Entries with figure data
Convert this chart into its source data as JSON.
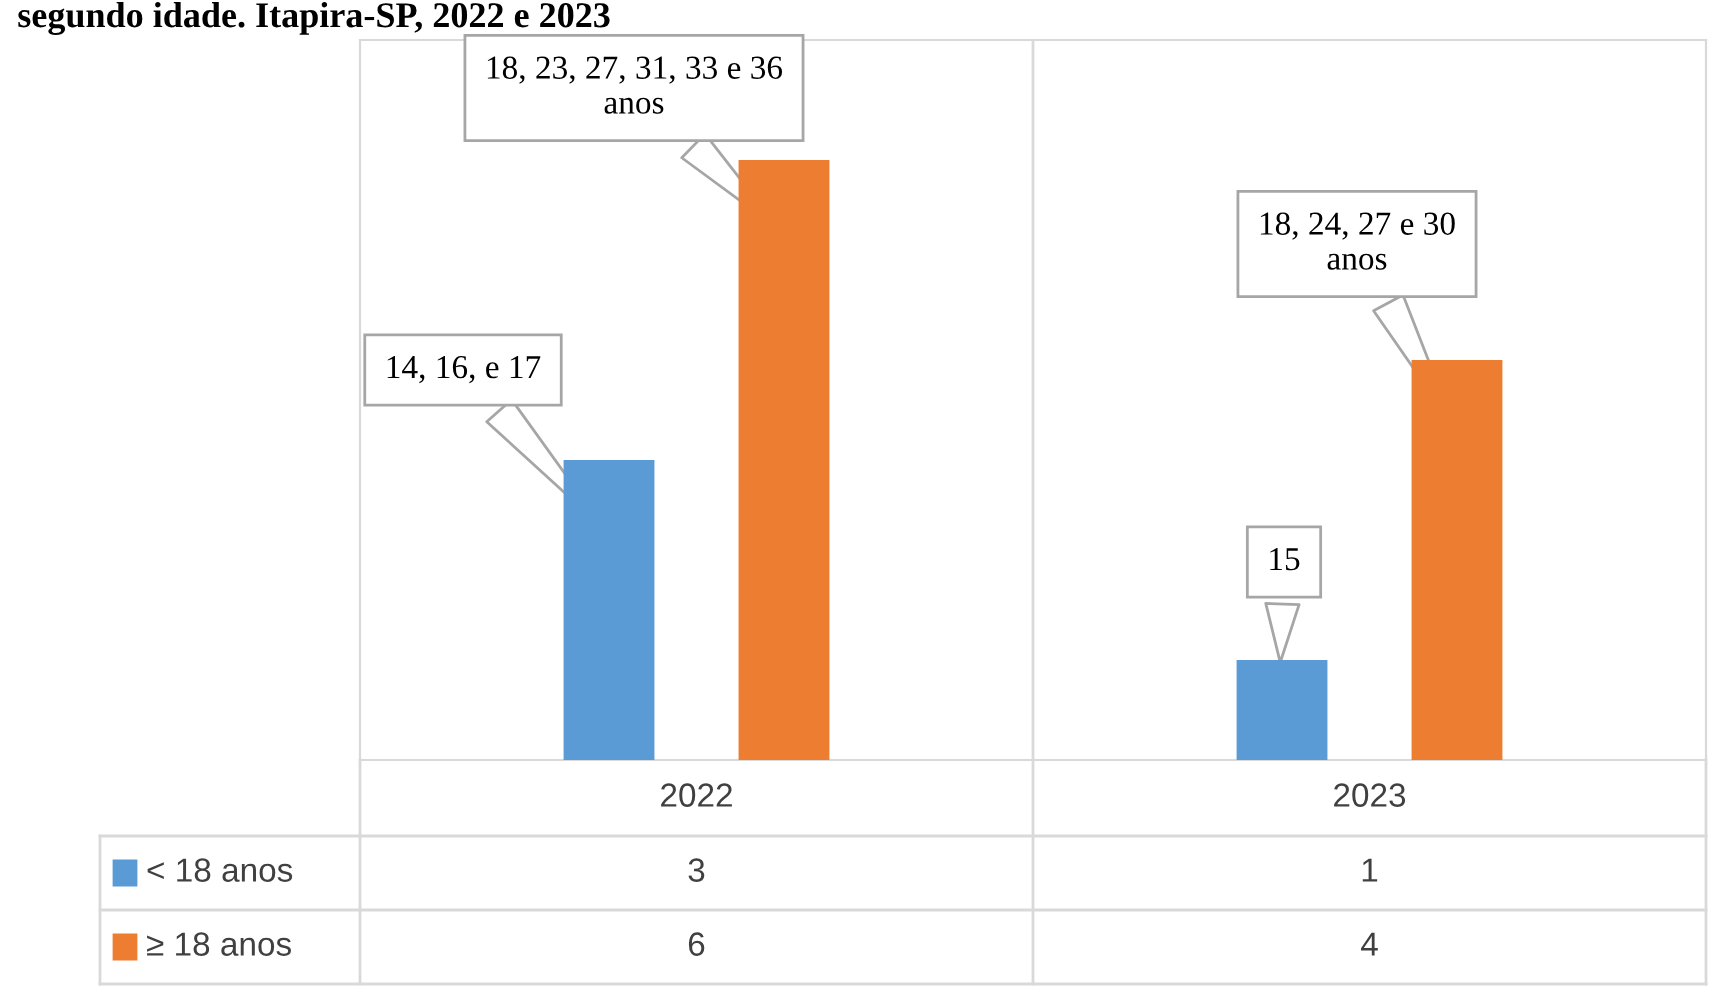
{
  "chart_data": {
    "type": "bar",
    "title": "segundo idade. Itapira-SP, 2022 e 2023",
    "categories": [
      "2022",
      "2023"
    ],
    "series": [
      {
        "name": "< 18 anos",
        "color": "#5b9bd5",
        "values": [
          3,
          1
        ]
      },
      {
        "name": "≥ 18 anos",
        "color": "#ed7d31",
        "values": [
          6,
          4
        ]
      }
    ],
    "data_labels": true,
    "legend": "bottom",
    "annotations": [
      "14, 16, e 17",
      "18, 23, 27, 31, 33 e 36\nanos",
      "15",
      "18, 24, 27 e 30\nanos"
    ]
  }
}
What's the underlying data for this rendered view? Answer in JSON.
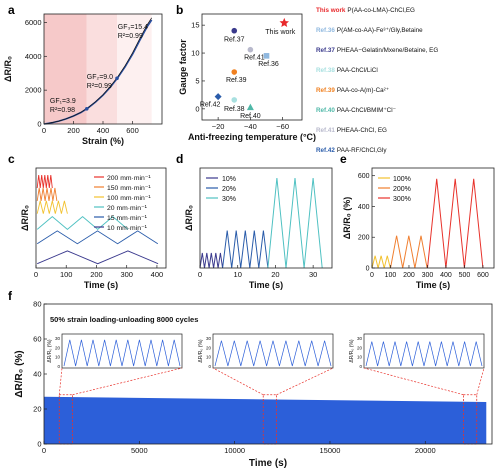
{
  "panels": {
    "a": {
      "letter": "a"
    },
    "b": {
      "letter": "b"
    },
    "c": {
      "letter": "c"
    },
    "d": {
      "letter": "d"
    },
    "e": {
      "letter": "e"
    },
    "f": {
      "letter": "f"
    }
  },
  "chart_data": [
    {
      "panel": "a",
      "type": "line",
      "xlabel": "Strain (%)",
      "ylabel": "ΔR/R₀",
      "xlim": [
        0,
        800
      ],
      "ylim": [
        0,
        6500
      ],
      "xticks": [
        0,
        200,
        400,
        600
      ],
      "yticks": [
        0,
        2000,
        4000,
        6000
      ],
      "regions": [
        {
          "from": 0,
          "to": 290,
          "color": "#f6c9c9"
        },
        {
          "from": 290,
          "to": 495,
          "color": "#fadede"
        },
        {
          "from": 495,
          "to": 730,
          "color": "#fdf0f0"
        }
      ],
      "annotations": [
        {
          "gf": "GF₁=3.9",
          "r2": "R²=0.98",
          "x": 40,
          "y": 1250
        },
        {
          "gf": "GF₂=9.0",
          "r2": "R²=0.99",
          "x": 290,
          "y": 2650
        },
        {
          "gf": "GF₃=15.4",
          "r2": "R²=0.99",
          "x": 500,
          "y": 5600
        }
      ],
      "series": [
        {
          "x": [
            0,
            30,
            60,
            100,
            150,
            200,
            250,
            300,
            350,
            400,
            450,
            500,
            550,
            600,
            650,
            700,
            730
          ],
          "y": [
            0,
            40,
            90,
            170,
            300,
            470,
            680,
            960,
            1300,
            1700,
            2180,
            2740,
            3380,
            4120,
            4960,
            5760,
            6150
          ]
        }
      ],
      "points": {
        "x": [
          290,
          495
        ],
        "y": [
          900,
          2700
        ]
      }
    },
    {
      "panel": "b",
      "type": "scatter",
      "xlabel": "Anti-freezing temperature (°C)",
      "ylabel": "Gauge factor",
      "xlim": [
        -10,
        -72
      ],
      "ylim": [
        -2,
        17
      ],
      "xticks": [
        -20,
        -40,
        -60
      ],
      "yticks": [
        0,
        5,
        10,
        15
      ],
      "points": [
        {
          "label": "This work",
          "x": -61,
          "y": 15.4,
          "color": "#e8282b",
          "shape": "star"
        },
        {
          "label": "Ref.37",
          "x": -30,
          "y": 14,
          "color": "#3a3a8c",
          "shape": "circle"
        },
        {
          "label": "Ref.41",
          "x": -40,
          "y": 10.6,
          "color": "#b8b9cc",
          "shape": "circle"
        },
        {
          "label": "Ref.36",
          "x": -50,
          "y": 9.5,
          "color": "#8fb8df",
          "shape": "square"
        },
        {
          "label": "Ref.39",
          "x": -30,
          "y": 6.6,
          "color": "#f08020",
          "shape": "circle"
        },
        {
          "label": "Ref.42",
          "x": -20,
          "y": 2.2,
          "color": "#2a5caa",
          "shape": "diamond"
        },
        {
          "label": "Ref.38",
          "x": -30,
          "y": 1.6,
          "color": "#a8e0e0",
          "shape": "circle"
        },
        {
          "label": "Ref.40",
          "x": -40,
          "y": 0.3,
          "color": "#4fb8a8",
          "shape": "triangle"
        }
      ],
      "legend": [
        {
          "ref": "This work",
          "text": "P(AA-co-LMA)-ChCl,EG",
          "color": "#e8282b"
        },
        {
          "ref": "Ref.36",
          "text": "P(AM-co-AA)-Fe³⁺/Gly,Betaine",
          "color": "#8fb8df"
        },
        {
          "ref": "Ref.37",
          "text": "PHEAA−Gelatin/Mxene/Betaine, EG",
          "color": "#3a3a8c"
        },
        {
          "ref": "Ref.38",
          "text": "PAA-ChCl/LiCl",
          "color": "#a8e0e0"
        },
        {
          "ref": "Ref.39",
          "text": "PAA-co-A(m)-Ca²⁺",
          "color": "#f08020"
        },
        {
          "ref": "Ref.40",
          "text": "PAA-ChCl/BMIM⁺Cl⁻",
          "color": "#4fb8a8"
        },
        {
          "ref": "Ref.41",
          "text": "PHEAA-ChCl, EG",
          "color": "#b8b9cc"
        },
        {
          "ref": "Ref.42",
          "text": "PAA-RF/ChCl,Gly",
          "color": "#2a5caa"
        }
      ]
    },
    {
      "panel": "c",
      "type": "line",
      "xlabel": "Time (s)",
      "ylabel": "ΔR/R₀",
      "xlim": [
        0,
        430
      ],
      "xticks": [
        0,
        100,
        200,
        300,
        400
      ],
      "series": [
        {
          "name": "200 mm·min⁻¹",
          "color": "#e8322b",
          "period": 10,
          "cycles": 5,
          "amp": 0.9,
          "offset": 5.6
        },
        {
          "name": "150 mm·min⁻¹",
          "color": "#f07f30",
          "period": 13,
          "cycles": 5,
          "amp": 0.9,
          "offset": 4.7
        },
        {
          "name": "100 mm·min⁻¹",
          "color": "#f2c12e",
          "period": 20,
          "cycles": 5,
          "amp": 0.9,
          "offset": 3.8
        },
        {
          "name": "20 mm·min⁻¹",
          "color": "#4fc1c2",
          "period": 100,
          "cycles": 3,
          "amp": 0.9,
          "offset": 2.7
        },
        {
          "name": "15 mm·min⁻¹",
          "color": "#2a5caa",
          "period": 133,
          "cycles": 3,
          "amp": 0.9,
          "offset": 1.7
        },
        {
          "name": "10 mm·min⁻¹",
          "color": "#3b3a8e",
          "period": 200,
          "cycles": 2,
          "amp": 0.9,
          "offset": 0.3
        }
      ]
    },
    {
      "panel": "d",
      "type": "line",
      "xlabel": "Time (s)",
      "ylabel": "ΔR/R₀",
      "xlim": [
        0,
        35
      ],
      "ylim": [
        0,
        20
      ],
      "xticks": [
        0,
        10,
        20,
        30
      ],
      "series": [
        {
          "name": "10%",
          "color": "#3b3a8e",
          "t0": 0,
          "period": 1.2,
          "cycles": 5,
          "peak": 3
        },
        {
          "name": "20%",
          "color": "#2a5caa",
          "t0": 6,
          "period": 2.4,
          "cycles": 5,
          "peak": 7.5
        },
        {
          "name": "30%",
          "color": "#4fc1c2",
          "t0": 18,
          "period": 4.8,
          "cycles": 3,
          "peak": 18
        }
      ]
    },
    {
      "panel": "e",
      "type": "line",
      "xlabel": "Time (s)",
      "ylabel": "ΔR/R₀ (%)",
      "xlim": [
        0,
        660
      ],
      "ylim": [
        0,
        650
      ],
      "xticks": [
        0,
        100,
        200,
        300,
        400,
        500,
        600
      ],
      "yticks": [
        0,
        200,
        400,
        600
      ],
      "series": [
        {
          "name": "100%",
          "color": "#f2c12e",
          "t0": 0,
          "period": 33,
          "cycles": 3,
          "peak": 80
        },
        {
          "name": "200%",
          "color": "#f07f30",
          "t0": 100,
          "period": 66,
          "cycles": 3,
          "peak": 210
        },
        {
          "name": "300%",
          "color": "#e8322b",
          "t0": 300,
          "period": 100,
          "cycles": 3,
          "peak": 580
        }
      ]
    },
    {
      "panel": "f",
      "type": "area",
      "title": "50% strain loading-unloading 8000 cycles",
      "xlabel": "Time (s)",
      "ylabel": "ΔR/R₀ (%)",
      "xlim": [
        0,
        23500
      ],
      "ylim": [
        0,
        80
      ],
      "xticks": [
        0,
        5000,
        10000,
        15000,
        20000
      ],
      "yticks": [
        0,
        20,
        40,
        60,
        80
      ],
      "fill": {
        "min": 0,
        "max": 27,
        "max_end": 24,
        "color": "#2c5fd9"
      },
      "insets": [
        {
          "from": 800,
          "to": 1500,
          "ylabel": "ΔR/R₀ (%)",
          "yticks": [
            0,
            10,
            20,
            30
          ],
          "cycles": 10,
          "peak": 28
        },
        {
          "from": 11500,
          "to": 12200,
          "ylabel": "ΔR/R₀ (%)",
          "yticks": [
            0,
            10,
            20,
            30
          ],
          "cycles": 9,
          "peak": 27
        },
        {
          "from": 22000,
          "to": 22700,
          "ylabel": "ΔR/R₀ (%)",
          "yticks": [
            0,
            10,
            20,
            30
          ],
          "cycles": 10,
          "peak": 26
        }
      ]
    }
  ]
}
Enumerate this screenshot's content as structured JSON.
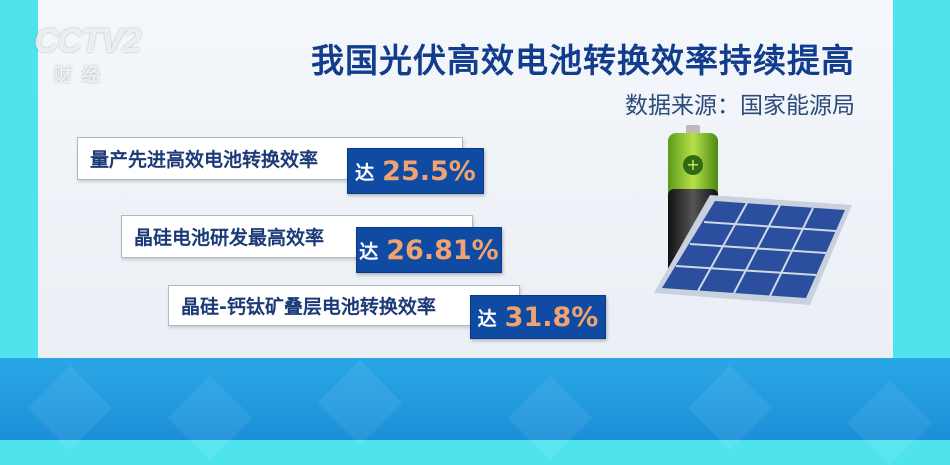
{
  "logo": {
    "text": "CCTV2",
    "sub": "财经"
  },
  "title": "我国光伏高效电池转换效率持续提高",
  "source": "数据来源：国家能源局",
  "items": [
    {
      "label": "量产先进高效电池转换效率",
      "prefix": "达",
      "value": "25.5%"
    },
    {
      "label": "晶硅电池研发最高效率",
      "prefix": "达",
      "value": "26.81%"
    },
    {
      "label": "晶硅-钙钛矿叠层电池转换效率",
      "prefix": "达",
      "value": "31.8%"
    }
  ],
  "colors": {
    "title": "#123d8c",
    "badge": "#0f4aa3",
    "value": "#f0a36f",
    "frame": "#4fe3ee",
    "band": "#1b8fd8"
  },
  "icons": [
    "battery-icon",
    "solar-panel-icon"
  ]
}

**Direction:**
Repeat exactly the lines from the one containing "Enumerate this screenshot's" to the last line of the records above, including both, and leave out any pictures.

**The completed task:**
Enumerate this screenshot's content as structured JSON.
{
  "logo": {
    "text": "CCTV2",
    "sub": "财经"
  },
  "title": "我国光伏高效电池转换效率持续提高",
  "source": "数据来源：国家能源局",
  "items": [
    {
      "label": "量产先进高效电池转换效率",
      "prefix": "达",
      "value": "25.5%"
    },
    {
      "label": "晶硅电池研发最高效率",
      "prefix": "达",
      "value": "26.81%"
    },
    {
      "label": "晶硅-钙钛矿叠层电池转换效率",
      "prefix": "达",
      "value": "31.8%"
    }
  ],
  "colors": {
    "title": "#123d8c",
    "badge": "#0f4aa3",
    "value": "#f0a36f",
    "frame": "#4fe3ee",
    "band": "#1b8fd8"
  },
  "icons": [
    "battery-icon",
    "solar-panel-icon"
  ]
}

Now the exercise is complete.